◆ RECORDS SUPPLIED
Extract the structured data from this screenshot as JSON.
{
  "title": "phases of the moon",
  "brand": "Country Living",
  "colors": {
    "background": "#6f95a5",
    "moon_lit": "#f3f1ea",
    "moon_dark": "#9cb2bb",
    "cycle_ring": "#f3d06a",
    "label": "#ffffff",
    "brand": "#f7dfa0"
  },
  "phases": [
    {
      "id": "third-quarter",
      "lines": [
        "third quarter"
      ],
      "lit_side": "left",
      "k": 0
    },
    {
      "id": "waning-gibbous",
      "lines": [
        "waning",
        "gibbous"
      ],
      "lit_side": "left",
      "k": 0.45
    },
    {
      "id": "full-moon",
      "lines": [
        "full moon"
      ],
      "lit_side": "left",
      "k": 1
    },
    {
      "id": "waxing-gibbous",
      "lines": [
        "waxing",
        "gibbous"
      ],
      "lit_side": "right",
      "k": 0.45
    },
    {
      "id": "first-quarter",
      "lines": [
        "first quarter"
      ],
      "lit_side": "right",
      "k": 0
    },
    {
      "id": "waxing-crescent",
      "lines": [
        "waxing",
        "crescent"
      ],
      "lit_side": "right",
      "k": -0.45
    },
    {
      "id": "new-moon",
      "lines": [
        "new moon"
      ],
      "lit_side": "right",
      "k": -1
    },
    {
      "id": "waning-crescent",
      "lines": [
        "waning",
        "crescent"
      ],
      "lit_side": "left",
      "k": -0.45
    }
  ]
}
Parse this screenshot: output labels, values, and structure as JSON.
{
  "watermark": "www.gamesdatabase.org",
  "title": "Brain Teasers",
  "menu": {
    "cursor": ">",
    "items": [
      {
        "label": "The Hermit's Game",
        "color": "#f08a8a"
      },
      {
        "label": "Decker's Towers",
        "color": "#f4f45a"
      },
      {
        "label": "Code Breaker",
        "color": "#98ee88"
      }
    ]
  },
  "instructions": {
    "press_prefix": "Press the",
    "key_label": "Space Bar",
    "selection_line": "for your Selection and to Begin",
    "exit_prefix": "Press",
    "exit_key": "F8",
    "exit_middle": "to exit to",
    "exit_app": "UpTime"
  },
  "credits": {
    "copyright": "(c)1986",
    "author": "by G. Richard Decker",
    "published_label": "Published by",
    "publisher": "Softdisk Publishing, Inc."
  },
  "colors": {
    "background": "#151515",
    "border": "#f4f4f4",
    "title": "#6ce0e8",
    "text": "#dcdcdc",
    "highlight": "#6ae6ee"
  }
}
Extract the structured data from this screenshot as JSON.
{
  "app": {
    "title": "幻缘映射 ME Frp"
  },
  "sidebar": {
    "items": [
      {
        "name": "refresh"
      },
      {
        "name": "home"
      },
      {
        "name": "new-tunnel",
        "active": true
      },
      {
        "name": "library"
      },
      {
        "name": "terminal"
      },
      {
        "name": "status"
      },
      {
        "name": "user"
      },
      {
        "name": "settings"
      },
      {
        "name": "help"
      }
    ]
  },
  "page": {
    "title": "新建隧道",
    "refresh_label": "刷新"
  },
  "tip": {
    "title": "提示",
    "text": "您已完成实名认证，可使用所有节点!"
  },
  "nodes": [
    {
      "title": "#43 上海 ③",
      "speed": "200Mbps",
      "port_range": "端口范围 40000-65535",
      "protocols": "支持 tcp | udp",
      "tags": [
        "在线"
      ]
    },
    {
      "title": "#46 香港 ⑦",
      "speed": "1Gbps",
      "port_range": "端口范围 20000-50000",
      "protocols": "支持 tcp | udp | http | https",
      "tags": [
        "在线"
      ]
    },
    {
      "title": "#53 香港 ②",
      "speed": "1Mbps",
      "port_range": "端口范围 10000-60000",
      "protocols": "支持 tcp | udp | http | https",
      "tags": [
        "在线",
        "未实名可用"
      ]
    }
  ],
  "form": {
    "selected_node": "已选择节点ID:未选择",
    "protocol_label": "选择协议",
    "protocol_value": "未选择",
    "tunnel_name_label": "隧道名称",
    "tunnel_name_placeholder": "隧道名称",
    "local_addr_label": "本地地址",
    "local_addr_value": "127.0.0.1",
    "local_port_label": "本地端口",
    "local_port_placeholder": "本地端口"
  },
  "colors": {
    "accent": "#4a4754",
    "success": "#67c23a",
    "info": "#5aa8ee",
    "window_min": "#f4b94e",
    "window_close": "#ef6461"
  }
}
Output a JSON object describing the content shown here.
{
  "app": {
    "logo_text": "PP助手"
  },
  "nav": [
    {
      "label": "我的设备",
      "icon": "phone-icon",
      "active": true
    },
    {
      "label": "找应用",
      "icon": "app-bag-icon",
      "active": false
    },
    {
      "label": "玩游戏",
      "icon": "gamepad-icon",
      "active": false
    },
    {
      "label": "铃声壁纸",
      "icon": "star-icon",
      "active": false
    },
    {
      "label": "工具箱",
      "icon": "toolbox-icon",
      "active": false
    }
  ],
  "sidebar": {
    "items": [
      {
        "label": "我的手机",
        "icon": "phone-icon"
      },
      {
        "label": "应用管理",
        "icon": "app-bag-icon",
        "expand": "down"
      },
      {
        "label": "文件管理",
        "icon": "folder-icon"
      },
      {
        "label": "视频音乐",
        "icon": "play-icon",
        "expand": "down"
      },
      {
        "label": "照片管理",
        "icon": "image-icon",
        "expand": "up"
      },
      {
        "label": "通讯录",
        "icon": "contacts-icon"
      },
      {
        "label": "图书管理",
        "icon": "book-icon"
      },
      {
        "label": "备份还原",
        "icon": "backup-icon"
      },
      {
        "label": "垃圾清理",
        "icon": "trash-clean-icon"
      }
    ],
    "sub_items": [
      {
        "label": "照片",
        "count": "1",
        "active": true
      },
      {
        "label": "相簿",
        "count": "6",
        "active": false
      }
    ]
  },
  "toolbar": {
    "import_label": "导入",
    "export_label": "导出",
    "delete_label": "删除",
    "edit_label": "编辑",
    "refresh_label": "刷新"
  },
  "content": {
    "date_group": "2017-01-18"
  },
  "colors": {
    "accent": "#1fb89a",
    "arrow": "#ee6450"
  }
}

◆ SET PROBLEM
Using the material above, gather every line that includes "title".

◆ TASK RESULT
  "title": "phases of the moon",
  "title": "Brain Teasers",
    "title": "#6ce0e8",
    "title": "幻缘映射 ME Frp"
    "title": "新建隧道",
    "title": "提示",
      "title": "#43 上海 ③",
      "title": "#46 香港 ⑦",
      "title": "#53 香港 ②",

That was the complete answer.